(Goal of the exercise): Report the count of lines below that include "Expert", without any other text.

= = = =

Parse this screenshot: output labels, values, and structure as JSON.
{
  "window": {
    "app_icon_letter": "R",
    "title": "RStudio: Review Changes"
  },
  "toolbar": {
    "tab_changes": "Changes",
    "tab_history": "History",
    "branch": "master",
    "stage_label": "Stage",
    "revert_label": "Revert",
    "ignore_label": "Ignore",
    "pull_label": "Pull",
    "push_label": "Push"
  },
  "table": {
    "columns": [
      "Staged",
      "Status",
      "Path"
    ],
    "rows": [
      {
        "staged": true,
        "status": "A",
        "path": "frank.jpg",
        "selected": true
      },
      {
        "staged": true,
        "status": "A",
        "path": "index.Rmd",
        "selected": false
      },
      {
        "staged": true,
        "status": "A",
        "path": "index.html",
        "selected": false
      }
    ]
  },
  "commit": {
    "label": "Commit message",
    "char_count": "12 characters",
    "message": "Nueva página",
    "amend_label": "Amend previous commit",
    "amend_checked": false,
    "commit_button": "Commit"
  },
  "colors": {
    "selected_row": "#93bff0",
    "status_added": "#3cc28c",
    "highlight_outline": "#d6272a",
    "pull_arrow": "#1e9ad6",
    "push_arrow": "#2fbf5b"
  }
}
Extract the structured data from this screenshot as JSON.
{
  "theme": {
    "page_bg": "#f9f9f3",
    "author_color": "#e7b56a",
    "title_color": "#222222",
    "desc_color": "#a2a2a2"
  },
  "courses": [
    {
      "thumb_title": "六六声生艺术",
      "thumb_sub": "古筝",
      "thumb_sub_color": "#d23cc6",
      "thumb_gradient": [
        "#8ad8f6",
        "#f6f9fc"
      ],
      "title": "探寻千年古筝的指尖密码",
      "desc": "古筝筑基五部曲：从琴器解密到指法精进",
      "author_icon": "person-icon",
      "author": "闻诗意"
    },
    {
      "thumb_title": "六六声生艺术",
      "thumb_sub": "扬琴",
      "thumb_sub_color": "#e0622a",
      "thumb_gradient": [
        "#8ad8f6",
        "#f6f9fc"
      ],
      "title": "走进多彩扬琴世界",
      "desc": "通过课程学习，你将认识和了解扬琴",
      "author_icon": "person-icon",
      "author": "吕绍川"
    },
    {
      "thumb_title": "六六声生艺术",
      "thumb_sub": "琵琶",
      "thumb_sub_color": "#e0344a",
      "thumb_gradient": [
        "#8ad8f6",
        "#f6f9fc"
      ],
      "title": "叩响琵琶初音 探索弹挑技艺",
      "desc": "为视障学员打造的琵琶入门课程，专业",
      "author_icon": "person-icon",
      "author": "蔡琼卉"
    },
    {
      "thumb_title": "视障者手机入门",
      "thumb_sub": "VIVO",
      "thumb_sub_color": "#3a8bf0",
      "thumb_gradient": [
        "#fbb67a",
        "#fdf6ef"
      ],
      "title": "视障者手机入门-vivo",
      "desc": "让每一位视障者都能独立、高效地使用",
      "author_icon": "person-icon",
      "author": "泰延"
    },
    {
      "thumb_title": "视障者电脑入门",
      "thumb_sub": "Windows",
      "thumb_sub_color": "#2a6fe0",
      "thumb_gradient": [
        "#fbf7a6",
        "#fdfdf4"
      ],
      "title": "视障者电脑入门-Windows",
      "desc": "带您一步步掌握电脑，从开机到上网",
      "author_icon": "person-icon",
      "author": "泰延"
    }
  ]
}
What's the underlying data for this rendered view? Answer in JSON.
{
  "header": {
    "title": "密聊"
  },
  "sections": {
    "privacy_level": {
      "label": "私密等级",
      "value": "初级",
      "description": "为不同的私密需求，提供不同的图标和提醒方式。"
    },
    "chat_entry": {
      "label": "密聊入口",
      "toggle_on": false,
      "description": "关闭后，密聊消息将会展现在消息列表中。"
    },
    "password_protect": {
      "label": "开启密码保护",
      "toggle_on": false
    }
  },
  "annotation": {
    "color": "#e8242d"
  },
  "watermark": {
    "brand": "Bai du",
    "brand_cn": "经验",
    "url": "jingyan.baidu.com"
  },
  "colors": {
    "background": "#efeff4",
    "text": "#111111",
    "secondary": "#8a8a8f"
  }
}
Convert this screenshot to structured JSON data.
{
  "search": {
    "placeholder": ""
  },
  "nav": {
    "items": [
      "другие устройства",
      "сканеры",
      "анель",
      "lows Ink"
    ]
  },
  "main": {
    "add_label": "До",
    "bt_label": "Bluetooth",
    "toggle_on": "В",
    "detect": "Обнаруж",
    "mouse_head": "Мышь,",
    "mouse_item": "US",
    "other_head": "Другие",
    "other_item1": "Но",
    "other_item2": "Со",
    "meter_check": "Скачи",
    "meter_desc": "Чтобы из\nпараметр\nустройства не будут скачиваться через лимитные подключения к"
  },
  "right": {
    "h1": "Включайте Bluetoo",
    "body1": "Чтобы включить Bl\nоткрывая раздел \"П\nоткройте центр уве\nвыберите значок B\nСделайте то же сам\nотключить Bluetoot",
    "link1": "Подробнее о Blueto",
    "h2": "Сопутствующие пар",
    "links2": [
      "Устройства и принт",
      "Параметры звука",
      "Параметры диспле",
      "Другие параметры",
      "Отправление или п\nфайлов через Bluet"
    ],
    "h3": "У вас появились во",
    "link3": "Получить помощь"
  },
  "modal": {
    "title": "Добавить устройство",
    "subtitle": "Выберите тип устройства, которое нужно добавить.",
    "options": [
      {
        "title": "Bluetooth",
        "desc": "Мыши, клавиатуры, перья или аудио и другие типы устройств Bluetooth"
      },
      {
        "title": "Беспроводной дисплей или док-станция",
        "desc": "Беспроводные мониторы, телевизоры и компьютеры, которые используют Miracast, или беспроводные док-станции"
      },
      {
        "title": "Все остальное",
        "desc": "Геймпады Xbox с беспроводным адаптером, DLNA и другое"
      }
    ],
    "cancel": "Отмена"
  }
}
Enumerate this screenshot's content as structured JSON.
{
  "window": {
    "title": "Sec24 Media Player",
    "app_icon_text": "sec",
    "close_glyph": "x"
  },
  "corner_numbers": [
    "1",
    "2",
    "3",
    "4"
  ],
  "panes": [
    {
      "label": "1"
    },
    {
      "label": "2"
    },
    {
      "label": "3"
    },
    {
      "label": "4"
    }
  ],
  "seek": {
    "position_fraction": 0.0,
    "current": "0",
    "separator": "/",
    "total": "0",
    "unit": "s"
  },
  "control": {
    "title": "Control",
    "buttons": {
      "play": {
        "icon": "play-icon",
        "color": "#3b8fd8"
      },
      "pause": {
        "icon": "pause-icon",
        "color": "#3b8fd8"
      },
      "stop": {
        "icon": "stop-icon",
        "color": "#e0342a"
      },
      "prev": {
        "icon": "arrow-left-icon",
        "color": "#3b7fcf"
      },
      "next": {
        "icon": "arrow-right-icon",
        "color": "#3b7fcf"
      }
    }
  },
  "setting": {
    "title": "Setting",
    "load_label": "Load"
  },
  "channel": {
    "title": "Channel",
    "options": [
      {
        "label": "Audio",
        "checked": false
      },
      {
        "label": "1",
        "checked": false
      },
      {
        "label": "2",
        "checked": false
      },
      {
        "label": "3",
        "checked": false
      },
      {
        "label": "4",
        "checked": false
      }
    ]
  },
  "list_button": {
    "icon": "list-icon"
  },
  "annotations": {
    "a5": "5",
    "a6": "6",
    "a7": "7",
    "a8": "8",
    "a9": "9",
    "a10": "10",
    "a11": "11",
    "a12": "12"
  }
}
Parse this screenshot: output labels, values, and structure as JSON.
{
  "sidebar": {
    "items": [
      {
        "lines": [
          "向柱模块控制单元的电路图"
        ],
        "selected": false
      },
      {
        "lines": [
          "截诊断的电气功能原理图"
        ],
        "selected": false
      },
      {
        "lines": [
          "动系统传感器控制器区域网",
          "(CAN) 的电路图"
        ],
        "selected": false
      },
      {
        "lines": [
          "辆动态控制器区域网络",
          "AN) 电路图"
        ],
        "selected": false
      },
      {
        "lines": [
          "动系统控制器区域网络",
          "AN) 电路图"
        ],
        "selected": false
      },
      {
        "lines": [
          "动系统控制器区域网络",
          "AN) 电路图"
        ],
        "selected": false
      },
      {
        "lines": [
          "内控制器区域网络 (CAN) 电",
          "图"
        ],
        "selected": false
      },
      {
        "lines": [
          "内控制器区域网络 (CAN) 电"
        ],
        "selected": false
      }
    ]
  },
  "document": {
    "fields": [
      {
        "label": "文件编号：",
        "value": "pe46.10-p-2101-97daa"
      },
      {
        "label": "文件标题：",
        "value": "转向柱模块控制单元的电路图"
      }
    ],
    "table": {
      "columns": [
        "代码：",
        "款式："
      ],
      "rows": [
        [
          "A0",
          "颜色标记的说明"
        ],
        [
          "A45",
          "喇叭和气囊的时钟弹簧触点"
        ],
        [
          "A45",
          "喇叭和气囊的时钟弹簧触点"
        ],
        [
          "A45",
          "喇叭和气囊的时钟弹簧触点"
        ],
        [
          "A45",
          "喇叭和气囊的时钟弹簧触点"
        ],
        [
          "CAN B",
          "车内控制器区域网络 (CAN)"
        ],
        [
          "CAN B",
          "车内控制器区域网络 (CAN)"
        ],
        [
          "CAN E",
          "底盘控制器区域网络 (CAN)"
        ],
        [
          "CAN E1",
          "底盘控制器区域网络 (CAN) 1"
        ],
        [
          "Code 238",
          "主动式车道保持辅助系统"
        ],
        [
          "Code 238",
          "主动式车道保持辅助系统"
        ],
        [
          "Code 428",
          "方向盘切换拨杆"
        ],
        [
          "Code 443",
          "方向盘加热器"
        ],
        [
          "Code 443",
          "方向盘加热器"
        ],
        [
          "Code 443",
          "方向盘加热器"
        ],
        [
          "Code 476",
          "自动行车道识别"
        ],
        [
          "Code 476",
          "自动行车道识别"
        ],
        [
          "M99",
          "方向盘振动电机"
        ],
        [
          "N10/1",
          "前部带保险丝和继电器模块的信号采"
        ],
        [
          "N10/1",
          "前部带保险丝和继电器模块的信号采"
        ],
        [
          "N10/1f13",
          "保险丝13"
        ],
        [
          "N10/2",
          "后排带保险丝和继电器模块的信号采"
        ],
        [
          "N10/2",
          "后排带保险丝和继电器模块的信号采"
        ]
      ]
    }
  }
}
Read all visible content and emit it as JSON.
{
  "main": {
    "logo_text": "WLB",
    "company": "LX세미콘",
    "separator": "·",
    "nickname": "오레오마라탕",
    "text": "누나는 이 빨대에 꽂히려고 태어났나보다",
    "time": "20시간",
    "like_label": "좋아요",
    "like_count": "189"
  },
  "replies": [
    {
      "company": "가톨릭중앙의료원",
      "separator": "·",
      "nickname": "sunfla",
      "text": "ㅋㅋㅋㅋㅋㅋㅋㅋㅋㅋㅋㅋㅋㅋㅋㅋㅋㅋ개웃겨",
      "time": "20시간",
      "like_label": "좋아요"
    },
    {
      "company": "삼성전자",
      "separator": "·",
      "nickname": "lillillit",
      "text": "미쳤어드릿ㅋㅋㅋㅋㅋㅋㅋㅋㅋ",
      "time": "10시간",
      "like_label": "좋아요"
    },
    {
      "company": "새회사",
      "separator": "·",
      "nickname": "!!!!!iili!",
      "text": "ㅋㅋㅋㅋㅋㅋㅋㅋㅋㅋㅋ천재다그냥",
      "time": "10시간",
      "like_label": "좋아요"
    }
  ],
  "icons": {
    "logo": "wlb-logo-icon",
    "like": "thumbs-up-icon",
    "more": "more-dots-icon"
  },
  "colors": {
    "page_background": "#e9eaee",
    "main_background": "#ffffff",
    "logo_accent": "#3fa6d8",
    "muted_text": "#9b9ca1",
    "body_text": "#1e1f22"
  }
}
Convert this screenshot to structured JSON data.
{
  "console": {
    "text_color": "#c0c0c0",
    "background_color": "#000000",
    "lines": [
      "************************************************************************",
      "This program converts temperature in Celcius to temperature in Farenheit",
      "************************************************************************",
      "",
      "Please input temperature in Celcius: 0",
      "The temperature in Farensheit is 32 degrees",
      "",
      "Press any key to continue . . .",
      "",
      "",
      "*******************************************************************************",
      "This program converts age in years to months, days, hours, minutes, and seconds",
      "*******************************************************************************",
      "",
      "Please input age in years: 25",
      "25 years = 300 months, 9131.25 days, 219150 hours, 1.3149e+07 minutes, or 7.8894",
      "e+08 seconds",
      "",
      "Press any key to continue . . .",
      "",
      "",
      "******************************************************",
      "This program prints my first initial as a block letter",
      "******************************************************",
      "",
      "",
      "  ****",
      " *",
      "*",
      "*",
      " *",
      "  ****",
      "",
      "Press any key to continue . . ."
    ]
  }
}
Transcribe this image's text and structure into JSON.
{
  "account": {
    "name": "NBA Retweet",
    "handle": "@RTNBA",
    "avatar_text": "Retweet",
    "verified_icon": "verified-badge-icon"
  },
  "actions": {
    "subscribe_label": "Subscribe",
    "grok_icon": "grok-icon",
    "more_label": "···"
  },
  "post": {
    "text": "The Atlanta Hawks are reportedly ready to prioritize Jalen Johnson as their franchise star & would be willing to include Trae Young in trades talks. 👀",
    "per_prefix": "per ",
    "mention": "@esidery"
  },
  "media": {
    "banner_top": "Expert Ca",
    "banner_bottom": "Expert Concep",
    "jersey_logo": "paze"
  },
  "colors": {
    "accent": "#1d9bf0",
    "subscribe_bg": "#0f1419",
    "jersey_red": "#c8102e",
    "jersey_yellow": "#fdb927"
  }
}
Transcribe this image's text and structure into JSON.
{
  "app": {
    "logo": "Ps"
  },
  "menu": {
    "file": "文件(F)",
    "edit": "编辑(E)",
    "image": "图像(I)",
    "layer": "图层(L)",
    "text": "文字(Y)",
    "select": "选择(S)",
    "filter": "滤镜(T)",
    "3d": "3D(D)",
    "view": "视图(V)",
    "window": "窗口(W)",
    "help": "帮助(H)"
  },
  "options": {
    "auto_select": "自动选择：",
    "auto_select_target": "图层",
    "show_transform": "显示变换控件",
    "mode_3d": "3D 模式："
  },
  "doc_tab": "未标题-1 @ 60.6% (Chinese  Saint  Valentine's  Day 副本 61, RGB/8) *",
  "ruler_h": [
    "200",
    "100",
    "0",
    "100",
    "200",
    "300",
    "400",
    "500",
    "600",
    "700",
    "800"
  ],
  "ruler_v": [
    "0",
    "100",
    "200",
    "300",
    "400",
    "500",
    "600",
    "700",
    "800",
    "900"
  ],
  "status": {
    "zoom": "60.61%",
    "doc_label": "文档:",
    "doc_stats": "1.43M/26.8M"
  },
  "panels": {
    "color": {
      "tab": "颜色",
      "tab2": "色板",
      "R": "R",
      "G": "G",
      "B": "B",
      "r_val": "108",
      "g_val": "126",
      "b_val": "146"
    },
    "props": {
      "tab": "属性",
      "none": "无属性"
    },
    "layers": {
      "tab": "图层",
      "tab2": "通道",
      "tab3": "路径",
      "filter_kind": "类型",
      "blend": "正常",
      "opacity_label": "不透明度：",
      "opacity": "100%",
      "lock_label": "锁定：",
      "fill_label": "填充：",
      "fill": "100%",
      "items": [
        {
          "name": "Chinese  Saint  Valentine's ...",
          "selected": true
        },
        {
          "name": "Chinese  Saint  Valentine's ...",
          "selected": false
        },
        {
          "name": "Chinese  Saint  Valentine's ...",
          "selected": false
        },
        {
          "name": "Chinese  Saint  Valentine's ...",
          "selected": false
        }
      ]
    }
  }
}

= = = =

(Answer for this exercise): 2